• TASK INSTRUCTIONS:
Copy every one of the following lines word for word, with nothing changed.

• RECORDS FOR THE TASK:
________________________________________
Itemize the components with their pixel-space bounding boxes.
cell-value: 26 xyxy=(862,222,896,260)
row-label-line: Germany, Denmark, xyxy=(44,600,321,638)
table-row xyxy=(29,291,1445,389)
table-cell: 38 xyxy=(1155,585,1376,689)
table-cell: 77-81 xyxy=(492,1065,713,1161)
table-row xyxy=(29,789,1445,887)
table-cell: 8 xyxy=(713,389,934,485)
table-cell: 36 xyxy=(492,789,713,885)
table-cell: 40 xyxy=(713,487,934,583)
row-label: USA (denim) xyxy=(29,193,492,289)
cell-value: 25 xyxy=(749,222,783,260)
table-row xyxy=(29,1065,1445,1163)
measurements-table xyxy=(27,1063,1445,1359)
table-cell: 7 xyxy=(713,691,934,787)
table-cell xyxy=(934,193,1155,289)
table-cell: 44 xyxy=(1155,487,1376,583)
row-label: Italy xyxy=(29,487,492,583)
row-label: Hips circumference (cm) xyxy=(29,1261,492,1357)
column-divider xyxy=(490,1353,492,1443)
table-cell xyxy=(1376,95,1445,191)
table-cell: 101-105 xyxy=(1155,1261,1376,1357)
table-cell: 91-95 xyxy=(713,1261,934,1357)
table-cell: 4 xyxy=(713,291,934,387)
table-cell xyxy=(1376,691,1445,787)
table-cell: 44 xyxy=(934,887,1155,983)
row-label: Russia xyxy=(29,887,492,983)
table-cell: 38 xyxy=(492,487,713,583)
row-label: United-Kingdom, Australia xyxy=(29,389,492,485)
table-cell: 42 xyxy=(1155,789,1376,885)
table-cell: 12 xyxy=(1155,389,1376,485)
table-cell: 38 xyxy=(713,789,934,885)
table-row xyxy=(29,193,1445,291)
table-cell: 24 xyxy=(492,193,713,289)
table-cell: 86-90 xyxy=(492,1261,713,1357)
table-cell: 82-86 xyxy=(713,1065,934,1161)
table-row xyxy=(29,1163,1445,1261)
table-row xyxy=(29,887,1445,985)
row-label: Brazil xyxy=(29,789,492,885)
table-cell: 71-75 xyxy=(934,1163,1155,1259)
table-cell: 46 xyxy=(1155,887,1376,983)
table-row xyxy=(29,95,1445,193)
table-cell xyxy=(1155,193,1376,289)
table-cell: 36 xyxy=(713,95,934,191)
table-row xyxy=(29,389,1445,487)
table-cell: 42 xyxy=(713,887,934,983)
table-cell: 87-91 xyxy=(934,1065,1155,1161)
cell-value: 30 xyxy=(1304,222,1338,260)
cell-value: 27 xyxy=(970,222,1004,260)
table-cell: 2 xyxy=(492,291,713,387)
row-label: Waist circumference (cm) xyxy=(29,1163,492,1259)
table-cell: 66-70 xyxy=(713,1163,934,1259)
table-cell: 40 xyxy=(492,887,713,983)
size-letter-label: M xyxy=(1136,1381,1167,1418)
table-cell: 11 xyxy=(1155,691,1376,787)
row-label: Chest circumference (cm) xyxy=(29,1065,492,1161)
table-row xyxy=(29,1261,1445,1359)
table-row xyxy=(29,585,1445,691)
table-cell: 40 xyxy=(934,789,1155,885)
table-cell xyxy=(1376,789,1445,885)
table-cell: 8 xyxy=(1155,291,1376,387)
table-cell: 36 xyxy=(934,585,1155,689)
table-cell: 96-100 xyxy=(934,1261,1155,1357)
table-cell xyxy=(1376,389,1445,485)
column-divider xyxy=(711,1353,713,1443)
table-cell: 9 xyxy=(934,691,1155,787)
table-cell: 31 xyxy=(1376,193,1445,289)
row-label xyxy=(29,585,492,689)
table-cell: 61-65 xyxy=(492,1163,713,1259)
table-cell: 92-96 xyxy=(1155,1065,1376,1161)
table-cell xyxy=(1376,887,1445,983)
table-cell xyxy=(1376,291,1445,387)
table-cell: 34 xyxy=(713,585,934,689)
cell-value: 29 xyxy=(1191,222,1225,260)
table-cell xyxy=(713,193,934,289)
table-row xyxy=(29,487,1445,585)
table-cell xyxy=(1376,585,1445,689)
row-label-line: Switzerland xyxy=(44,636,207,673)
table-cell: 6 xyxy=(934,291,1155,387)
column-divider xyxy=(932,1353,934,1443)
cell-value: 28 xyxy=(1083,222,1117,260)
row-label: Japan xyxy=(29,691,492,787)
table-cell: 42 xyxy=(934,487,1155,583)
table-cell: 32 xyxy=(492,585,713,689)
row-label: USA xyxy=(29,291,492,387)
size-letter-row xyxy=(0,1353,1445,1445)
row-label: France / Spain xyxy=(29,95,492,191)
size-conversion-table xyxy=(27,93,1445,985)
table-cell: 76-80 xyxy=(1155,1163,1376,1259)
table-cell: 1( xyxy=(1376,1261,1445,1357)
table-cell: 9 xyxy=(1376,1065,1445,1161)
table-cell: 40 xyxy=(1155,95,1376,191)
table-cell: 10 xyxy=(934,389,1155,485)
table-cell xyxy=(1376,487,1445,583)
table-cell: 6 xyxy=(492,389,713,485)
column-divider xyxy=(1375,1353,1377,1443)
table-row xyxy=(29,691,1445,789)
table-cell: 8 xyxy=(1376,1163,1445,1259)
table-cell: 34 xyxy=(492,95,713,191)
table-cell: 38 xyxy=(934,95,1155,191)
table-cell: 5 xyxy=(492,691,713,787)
________________________________________
• TASK OUTPUT:
Itemize the components with their pixel-space bounding boxes.
cell-value: 26 xyxy=(862,222,896,260)
row-label-line: Germany, Denmark, xyxy=(44,600,321,638)
table-row xyxy=(29,291,1445,389)
table-cell: 38 xyxy=(1155,585,1376,689)
table-cell: 77-81 xyxy=(492,1065,713,1161)
table-row xyxy=(29,789,1445,887)
table-cell: 8 xyxy=(713,389,934,485)
table-cell: 36 xyxy=(492,789,713,885)
table-cell: 40 xyxy=(713,487,934,583)
row-label: USA (denim) xyxy=(29,193,492,289)
cell-value: 25 xyxy=(749,222,783,260)
table-row xyxy=(29,1065,1445,1163)
measurements-table xyxy=(27,1063,1445,1359)
table-cell: 7 xyxy=(713,691,934,787)
table-cell xyxy=(934,193,1155,289)
table-cell: 44 xyxy=(1155,487,1376,583)
row-label: Italy xyxy=(29,487,492,583)
row-label: Hips circumference (cm) xyxy=(29,1261,492,1357)
column-divider xyxy=(490,1353,492,1443)
table-cell xyxy=(1376,95,1445,191)
table-cell: 101-105 xyxy=(1155,1261,1376,1357)
table-cell: 91-95 xyxy=(713,1261,934,1357)
table-cell: 4 xyxy=(713,291,934,387)
table-cell xyxy=(1376,691,1445,787)
table-cell: 44 xyxy=(934,887,1155,983)
row-label: Russia xyxy=(29,887,492,983)
table-cell: 38 xyxy=(492,487,713,583)
row-label: United-Kingdom, Australia xyxy=(29,389,492,485)
table-cell: 42 xyxy=(1155,789,1376,885)
table-cell: 12 xyxy=(1155,389,1376,485)
table-cell: 38 xyxy=(713,789,934,885)
table-row xyxy=(29,193,1445,291)
table-cell: 24 xyxy=(492,193,713,289)
table-cell: 86-90 xyxy=(492,1261,713,1357)
table-cell: 82-86 xyxy=(713,1065,934,1161)
table-row xyxy=(29,1163,1445,1261)
table-row xyxy=(29,887,1445,985)
row-label: Brazil xyxy=(29,789,492,885)
table-cell: 71-75 xyxy=(934,1163,1155,1259)
table-cell: 46 xyxy=(1155,887,1376,983)
table-row xyxy=(29,95,1445,193)
table-cell xyxy=(1155,193,1376,289)
table-cell: 36 xyxy=(713,95,934,191)
table-row xyxy=(29,389,1445,487)
table-cell: 42 xyxy=(713,887,934,983)
table-cell: 87-91 xyxy=(934,1065,1155,1161)
cell-value: 30 xyxy=(1304,222,1338,260)
cell-value: 27 xyxy=(970,222,1004,260)
table-cell: 2 xyxy=(492,291,713,387)
row-label: Waist circumference (cm) xyxy=(29,1163,492,1259)
table-cell: 66-70 xyxy=(713,1163,934,1259)
table-cell: 40 xyxy=(492,887,713,983)
size-letter-label: M xyxy=(1136,1381,1167,1418)
table-cell: 11 xyxy=(1155,691,1376,787)
row-label: Chest circumference (cm) xyxy=(29,1065,492,1161)
table-row xyxy=(29,1261,1445,1359)
table-row xyxy=(29,585,1445,691)
table-cell: 40 xyxy=(934,789,1155,885)
table-cell xyxy=(1376,789,1445,885)
table-cell: 8 xyxy=(1155,291,1376,387)
table-cell: 36 xyxy=(934,585,1155,689)
table-cell: 96-100 xyxy=(934,1261,1155,1357)
table-cell xyxy=(1376,389,1445,485)
column-divider xyxy=(711,1353,713,1443)
table-cell: 9 xyxy=(934,691,1155,787)
table-cell: 31 xyxy=(1376,193,1445,289)
row-label xyxy=(29,585,492,689)
table-cell: 61-65 xyxy=(492,1163,713,1259)
table-cell: 92-96 xyxy=(1155,1065,1376,1161)
table-cell xyxy=(1376,887,1445,983)
table-cell xyxy=(1376,291,1445,387)
table-cell: 34 xyxy=(713,585,934,689)
cell-value: 29 xyxy=(1191,222,1225,260)
table-cell xyxy=(713,193,934,289)
table-row xyxy=(29,487,1445,585)
table-cell xyxy=(1376,585,1445,689)
row-label-line: Switzerland xyxy=(44,636,207,673)
table-cell: 6 xyxy=(934,291,1155,387)
column-divider xyxy=(932,1353,934,1443)
cell-value: 28 xyxy=(1083,222,1117,260)
row-label: Japan xyxy=(29,691,492,787)
table-cell: 42 xyxy=(934,487,1155,583)
table-cell: 32 xyxy=(492,585,713,689)
row-label: USA xyxy=(29,291,492,387)
size-letter-row xyxy=(0,1353,1445,1445)
row-label: France / Spain xyxy=(29,95,492,191)
size-conversion-table xyxy=(27,93,1445,985)
table-cell: 76-80 xyxy=(1155,1163,1376,1259)
table-cell: 1( xyxy=(1376,1261,1445,1357)
table-cell: 9 xyxy=(1376,1065,1445,1161)
table-cell: 40 xyxy=(1155,95,1376,191)
table-cell: 10 xyxy=(934,389,1155,485)
table-cell xyxy=(1376,487,1445,583)
table-cell: 6 xyxy=(492,389,713,485)
column-divider xyxy=(1375,1353,1377,1443)
table-row xyxy=(29,691,1445,789)
table-cell: 8 xyxy=(1376,1163,1445,1259)
table-cell: 34 xyxy=(492,95,713,191)
table-cell: 38 xyxy=(934,95,1155,191)
table-cell: 5 xyxy=(492,691,713,787)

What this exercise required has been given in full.